**GIVEN TASK:** Answer with a single number: how many lines in the listing below include "name"?

[Data entries]
__________________________________________________

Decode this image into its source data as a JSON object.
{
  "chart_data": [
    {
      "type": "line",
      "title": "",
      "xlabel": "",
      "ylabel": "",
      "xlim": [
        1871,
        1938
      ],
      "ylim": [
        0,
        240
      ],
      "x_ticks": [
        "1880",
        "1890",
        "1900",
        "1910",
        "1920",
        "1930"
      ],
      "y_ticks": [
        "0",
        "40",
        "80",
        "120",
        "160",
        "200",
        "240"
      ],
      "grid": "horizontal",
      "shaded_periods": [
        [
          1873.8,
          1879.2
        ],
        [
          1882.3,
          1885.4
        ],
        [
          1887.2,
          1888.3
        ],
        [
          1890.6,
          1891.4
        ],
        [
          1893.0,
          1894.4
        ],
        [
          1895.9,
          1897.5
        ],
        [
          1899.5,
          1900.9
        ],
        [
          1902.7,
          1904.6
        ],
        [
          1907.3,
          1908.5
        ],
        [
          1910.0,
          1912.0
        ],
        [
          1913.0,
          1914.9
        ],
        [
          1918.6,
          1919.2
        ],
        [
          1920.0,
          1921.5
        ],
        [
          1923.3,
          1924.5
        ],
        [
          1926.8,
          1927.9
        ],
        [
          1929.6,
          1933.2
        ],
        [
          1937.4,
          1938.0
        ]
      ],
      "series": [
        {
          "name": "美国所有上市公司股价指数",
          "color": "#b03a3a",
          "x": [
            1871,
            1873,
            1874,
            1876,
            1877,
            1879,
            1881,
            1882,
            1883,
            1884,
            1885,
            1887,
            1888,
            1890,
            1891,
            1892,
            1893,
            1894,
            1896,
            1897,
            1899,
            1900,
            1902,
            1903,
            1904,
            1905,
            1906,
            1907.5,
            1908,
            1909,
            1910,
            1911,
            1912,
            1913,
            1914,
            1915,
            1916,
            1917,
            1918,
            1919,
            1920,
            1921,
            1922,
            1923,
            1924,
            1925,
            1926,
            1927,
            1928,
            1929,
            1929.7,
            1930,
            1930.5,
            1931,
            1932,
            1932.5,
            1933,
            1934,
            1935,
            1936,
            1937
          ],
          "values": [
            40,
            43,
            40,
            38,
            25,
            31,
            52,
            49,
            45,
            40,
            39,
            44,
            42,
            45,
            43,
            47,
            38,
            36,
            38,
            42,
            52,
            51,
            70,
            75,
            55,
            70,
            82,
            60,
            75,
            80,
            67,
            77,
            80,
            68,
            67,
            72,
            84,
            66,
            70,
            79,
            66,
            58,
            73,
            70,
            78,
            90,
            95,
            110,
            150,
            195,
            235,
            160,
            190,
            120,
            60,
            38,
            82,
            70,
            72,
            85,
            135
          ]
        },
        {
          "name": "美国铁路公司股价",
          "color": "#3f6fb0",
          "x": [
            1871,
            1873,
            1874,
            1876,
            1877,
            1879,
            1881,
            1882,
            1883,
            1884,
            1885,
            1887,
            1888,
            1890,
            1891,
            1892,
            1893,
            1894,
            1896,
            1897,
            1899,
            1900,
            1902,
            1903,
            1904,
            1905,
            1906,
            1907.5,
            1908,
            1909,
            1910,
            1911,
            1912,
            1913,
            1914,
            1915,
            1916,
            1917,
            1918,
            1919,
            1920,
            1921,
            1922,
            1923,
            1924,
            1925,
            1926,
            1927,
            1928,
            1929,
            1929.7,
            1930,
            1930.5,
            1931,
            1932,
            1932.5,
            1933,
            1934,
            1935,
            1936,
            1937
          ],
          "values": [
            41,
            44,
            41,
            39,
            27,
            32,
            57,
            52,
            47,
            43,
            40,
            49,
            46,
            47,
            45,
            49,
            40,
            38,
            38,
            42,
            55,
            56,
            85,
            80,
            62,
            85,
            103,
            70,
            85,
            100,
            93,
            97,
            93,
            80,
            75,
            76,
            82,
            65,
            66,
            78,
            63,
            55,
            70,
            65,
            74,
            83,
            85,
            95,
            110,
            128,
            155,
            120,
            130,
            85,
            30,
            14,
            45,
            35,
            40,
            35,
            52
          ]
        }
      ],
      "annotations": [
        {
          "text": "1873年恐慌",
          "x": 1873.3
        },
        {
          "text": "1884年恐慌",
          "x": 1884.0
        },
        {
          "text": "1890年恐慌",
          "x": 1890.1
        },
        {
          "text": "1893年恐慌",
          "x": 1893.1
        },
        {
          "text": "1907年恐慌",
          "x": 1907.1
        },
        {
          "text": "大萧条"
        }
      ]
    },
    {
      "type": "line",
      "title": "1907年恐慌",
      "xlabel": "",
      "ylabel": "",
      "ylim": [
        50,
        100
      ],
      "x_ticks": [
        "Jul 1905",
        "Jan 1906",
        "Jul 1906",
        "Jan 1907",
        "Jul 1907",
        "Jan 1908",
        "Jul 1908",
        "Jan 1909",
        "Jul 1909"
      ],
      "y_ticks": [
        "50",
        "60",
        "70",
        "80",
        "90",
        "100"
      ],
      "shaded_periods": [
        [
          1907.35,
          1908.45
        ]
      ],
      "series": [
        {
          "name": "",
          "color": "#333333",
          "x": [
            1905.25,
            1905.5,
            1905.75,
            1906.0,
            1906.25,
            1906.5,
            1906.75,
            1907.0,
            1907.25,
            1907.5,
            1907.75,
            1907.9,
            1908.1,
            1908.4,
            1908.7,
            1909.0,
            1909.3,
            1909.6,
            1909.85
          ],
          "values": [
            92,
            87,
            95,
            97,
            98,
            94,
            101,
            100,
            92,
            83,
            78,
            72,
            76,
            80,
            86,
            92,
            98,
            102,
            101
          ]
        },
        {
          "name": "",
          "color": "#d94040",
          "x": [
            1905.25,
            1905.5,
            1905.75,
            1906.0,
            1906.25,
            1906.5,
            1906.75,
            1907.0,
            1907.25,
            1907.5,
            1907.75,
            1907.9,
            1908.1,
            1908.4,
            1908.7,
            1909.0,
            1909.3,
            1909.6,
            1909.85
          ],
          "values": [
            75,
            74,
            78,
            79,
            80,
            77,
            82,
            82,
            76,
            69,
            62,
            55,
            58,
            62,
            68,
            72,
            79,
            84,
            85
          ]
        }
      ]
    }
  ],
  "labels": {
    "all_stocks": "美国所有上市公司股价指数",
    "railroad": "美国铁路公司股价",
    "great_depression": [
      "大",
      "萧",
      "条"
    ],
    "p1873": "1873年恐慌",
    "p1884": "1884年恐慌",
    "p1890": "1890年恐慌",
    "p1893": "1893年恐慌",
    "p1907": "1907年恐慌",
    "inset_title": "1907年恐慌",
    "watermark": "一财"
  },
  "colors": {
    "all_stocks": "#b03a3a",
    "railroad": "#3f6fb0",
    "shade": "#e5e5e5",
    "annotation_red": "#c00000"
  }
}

__________________________________________________

**TASK ANSWER:** 4